Exercise -> Retype each record shown below, leaving every character as it is.

Data records ->

────────────────────────────────────────

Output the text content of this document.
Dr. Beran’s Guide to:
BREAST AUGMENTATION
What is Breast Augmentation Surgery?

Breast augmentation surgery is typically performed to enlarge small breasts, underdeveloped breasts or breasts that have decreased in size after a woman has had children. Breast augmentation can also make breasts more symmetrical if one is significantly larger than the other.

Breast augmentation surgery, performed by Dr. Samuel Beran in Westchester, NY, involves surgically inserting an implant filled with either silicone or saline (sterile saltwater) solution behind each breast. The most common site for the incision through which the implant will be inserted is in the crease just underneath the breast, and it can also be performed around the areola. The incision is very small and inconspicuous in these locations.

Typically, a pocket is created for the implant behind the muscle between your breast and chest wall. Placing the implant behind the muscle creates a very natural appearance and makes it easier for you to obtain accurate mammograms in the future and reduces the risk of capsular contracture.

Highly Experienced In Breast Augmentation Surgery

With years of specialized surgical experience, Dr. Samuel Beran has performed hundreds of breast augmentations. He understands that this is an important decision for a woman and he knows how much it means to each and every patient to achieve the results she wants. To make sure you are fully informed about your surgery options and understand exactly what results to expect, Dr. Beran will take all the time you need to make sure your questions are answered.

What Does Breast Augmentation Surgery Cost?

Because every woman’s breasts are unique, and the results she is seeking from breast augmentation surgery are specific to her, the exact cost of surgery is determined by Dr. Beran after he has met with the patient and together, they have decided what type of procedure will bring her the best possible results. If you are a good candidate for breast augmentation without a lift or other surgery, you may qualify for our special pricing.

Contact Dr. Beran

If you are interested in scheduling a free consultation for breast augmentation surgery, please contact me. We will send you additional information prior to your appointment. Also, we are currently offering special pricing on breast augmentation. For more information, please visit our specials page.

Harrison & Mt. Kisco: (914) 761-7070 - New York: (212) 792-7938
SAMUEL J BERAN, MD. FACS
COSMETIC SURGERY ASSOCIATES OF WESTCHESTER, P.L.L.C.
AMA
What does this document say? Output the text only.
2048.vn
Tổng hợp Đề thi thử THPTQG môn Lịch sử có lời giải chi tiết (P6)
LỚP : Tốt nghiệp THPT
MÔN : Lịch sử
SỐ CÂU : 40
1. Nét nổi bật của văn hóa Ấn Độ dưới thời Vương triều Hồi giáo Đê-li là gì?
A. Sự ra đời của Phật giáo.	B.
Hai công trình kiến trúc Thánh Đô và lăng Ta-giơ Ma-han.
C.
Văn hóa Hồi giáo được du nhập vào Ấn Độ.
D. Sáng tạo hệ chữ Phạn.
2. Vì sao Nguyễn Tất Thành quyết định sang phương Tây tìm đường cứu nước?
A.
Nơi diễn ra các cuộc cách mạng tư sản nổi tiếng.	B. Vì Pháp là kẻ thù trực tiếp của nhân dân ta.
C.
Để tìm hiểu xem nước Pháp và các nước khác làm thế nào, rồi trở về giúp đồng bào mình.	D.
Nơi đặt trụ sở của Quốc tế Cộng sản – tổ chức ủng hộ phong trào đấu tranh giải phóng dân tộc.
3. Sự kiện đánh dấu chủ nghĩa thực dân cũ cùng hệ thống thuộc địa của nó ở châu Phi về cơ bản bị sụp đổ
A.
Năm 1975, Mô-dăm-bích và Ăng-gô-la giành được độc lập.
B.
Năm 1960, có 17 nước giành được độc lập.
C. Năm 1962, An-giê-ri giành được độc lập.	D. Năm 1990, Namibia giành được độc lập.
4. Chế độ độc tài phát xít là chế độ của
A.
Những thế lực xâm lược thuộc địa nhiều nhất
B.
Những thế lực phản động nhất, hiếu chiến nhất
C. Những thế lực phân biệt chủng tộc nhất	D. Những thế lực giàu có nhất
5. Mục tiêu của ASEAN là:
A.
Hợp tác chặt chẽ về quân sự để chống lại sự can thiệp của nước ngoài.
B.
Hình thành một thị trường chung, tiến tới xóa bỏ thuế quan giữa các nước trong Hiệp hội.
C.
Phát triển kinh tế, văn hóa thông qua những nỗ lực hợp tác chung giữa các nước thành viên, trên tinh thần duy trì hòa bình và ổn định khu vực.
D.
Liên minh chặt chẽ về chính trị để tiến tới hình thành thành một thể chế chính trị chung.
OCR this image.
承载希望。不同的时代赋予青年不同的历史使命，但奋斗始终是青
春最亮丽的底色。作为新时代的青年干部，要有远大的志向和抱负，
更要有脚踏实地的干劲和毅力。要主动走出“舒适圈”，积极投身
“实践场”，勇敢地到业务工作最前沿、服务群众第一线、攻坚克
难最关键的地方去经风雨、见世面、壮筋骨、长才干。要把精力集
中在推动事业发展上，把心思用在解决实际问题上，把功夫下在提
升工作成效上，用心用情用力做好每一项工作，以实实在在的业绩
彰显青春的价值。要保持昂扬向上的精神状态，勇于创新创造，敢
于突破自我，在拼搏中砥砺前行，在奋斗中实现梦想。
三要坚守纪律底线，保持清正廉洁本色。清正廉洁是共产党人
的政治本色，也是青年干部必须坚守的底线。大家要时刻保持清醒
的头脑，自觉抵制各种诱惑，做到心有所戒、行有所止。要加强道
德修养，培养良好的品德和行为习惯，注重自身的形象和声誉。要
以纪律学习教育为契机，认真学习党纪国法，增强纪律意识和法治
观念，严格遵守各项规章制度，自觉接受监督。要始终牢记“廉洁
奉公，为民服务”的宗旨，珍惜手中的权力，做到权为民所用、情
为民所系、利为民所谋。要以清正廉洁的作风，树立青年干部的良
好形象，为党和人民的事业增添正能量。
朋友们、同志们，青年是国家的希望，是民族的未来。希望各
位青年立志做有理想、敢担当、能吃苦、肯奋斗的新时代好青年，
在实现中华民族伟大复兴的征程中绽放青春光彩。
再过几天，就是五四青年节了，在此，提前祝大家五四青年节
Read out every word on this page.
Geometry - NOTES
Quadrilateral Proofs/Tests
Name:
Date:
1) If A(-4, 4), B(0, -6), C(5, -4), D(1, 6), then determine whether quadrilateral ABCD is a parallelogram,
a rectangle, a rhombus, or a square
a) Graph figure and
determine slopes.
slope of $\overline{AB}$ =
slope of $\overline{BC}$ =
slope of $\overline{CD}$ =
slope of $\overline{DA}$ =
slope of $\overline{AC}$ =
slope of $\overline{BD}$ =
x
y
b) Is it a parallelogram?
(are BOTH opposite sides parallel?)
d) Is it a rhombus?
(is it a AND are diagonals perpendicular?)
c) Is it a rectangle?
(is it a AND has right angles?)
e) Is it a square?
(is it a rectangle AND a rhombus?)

────────────────────────────────────────

Response to this exercise ->
Output the text content of this document.
Dr. Beran’s Guide to:
BREAST AUGMENTATION
What is Breast Augmentation Surgery?

Breast augmentation surgery is typically performed to enlarge small breasts, underdeveloped breasts or breasts that have decreased in size after a woman has had children. Breast augmentation can also make breasts more symmetrical if one is significantly larger than the other.

Breast augmentation surgery, performed by Dr. Samuel Beran in Westchester, NY, involves surgically inserting an implant filled with either silicone or saline (sterile saltwater) solution behind each breast. The most common site for the incision through which the implant will be inserted is in the crease just underneath the breast, and it can also be performed around the areola. The incision is very small and inconspicuous in these locations.

Typically, a pocket is created for the implant behind the muscle between your breast and chest wall. Placing the implant behind the muscle creates a very natural appearance and makes it easier for you to obtain accurate mammograms in the future and reduces the risk of capsular contracture.

Highly Experienced In Breast Augmentation Surgery

With years of specialized surgical experience, Dr. Samuel Beran has performed hundreds of breast augmentations. He understands that this is an important decision for a woman and he knows how much it means to each and every patient to achieve the results she wants. To make sure you are fully informed about your surgery options and understand exactly what results to expect, Dr. Beran will take all the time you need to make sure your questions are answered.

What Does Breast Augmentation Surgery Cost?

Because every woman’s breasts are unique, and the results she is seeking from breast augmentation surgery are specific to her, the exact cost of surgery is determined by Dr. Beran after he has met with the patient and together, they have decided what type of procedure will bring her the best possible results. If you are a good candidate for breast augmentation without a lift or other surgery, you may qualify for our special pricing.

Contact Dr. Beran

If you are interested in scheduling a free consultation for breast augmentation surgery, please contact me. We will send you additional information prior to your appointment. Also, we are currently offering special pricing on breast augmentation. For more information, please visit our specials page.

Harrison & Mt. Kisco: (914) 761-7070 - New York: (212) 792-7938
SAMUEL J BERAN, MD. FACS
COSMETIC SURGERY ASSOCIATES OF WESTCHESTER, P.L.L.C.
AMA
What does this document say? Output the text only.
2048.vn
Tổng hợp Đề thi thử THPTQG môn Lịch sử có lời giải chi tiết (P6)
LỚP : Tốt nghiệp THPT
MÔN : Lịch sử
SỐ CÂU : 40
1. Nét nổi bật của văn hóa Ấn Độ dưới thời Vương triều Hồi giáo Đê-li là gì?
A. Sự ra đời của Phật giáo.	B.
Hai công trình kiến trúc Thánh Đô và lăng Ta-giơ Ma-han.
C.
Văn hóa Hồi giáo được du nhập vào Ấn Độ.
D. Sáng tạo hệ chữ Phạn.
2. Vì sao Nguyễn Tất Thành quyết định sang phương Tây tìm đường cứu nước?
A.
Nơi diễn ra các cuộc cách mạng tư sản nổi tiếng.	B. Vì Pháp là kẻ thù trực tiếp của nhân dân ta.
C.
Để tìm hiểu xem nước Pháp và các nước khác làm thế nào, rồi trở về giúp đồng bào mình.	D.
Nơi đặt trụ sở của Quốc tế Cộng sản – tổ chức ủng hộ phong trào đấu tranh giải phóng dân tộc.
3. Sự kiện đánh dấu chủ nghĩa thực dân cũ cùng hệ thống thuộc địa của nó ở châu Phi về cơ bản bị sụp đổ
A.
Năm 1975, Mô-dăm-bích và Ăng-gô-la giành được độc lập.
B.
Năm 1960, có 17 nước giành được độc lập.
C. Năm 1962, An-giê-ri giành được độc lập.	D. Năm 1990, Namibia giành được độc lập.
4. Chế độ độc tài phát xít là chế độ của
A.
Những thế lực xâm lược thuộc địa nhiều nhất
B.
Những thế lực phản động nhất, hiếu chiến nhất
C. Những thế lực phân biệt chủng tộc nhất	D. Những thế lực giàu có nhất
5. Mục tiêu của ASEAN là:
A.
Hợp tác chặt chẽ về quân sự để chống lại sự can thiệp của nước ngoài.
B.
Hình thành một thị trường chung, tiến tới xóa bỏ thuế quan giữa các nước trong Hiệp hội.
C.
Phát triển kinh tế, văn hóa thông qua những nỗ lực hợp tác chung giữa các nước thành viên, trên tinh thần duy trì hòa bình và ổn định khu vực.
D.
Liên minh chặt chẽ về chính trị để tiến tới hình thành thành một thể chế chính trị chung.
OCR this image.
承载希望。不同的时代赋予青年不同的历史使命，但奋斗始终是青
春最亮丽的底色。作为新时代的青年干部，要有远大的志向和抱负，
更要有脚踏实地的干劲和毅力。要主动走出“舒适圈”，积极投身
“实践场”，勇敢地到业务工作最前沿、服务群众第一线、攻坚克
难最关键的地方去经风雨、见世面、壮筋骨、长才干。要把精力集
中在推动事业发展上，把心思用在解决实际问题上，把功夫下在提
升工作成效上，用心用情用力做好每一项工作，以实实在在的业绩
彰显青春的价值。要保持昂扬向上的精神状态，勇于创新创造，敢
于突破自我，在拼搏中砥砺前行，在奋斗中实现梦想。
三要坚守纪律底线，保持清正廉洁本色。清正廉洁是共产党人
的政治本色，也是青年干部必须坚守的底线。大家要时刻保持清醒
的头脑，自觉抵制各种诱惑，做到心有所戒、行有所止。要加强道
德修养，培养良好的品德和行为习惯，注重自身的形象和声誉。要
以纪律学习教育为契机，认真学习党纪国法，增强纪律意识和法治
观念，严格遵守各项规章制度，自觉接受监督。要始终牢记“廉洁
奉公，为民服务”的宗旨，珍惜手中的权力，做到权为民所用、情
为民所系、利为民所谋。要以清正廉洁的作风，树立青年干部的良
好形象，为党和人民的事业增添正能量。
朋友们、同志们，青年是国家的希望，是民族的未来。希望各
位青年立志做有理想、敢担当、能吃苦、肯奋斗的新时代好青年，
在实现中华民族伟大复兴的征程中绽放青春光彩。
再过几天，就是五四青年节了，在此，提前祝大家五四青年节
Read out every word on this page.
Geometry - NOTES
Quadrilateral Proofs/Tests
Name:
Date:
1) If A(-4, 4), B(0, -6), C(5, -4), D(1, 6), then determine whether quadrilateral ABCD is a parallelogram,
a rectangle, a rhombus, or a square
a) Graph figure and
determine slopes.
slope of $\overline{AB}$ =
slope of $\overline{BC}$ =
slope of $\overline{CD}$ =
slope of $\overline{DA}$ =
slope of $\overline{AC}$ =
slope of $\overline{BD}$ =
x
y
b) Is it a parallelogram?
(are BOTH opposite sides parallel?)
d) Is it a rhombus?
(is it a AND are diagonals perpendicular?)
c) Is it a rectangle?
(is it a AND has right angles?)
e) Is it a square?
(is it a rectangle AND a rhombus?)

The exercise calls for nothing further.